Written problem — Copy the Aurora Pijuan biography between "Aurora McKenney Pijuan" and "December 4, 1981.", inclusive, and switch each "Pijuan" to "McKenney".

Source extract —
***
Aurora McKenney Pijuan (born November 11, 1949) is a Filipino beauty queen who was crowned Miss International 1970.

Biography
She comes from Bacolod and is a graduate of Saint Scholastica's College (batch 1967). A product of the 1970 Binibining Pilipinas beauty pageant, Aurora was sent to Osaka, Japan to compete, and eventually win, Miss International 1970. Her victory paved the Philippines to become the first country to win consecutively twice.

Pijuan went on to marry golfer and basketball coach Tomas Manotoc. The couple have two children, Mavis and Tomas Jr. ("TJ"). Manotoc obtained a divorce from Pijuan in the Dominican Republic and married Imee Marcos, daughter of then Philippine president Ferdinand Marcos, on December 4, 1981.
***
Supplied information —
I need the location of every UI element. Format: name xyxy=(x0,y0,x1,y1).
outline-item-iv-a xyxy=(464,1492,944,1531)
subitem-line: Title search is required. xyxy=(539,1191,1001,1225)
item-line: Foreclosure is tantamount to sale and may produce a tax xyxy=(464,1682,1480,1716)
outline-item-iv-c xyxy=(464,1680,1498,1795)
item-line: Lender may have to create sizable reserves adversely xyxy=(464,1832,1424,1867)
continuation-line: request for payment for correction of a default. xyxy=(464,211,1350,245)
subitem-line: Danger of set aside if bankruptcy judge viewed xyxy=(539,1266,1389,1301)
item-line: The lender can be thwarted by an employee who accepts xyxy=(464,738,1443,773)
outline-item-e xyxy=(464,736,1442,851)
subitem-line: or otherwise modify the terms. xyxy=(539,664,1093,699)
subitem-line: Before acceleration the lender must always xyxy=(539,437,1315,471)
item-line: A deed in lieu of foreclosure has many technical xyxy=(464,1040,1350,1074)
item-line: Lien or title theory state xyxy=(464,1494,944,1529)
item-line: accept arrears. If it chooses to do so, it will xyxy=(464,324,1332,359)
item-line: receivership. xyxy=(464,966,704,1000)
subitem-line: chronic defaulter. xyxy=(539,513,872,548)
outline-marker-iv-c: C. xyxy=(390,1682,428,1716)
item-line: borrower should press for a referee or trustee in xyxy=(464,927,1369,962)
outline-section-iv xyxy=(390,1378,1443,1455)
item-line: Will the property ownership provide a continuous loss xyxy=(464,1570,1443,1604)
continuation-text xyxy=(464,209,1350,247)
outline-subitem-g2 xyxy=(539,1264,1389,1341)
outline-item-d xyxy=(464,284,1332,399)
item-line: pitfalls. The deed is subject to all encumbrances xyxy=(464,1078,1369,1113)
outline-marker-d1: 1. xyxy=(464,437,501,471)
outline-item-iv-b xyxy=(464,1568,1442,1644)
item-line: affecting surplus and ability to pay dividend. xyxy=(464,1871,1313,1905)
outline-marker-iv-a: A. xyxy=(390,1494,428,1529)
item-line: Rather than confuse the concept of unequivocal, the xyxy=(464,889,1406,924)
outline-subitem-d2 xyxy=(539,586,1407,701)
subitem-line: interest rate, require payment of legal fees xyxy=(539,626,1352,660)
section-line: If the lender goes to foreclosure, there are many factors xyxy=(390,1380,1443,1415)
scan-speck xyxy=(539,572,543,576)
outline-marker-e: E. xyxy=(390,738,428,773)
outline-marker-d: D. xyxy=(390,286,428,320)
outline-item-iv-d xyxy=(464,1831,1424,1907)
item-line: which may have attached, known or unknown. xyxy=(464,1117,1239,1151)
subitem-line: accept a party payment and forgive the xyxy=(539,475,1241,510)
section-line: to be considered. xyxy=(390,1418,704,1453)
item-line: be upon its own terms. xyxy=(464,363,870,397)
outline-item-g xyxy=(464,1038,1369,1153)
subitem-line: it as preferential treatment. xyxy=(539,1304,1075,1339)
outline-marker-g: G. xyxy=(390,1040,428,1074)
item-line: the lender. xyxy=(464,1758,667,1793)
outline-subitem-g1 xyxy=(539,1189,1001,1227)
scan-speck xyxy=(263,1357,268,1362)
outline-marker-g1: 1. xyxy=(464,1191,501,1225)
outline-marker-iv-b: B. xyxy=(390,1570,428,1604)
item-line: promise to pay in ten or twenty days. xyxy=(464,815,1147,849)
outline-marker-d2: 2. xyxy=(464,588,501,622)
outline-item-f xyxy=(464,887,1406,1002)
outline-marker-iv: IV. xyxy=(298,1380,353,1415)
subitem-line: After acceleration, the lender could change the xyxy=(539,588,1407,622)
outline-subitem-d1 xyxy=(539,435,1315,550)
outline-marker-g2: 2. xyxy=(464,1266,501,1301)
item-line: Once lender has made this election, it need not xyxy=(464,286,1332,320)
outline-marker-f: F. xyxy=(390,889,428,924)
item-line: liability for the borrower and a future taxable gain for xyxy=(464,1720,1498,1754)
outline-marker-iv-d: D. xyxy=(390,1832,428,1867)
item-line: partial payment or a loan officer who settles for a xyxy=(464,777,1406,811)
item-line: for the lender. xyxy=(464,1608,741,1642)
***
Result for this task —
Aurora McKenney McKenney (born November 11, 1949) is a Filipino beauty queen who was crowned Miss International 1970.

Biography
She comes from Bacolod and is a graduate of Saint Scholastica's College (batch 1967). A product of the 1970 Binibining Pilipinas beauty pageant, Aurora was sent to Osaka, Japan to compete, and eventually win, Miss International 1970. Her victory paved the Philippines to become the first country to win consecutively twice.

McKenney went on to marry golfer and basketball coach Tomas Manotoc. The couple have two children, Mavis and Tomas Jr. ("TJ"). Manotoc obtained a divorce from McKenney in the Dominican Republic and married Imee Marcos, daughter of then Philippine president Ferdinand Marcos, on December 4, 1981.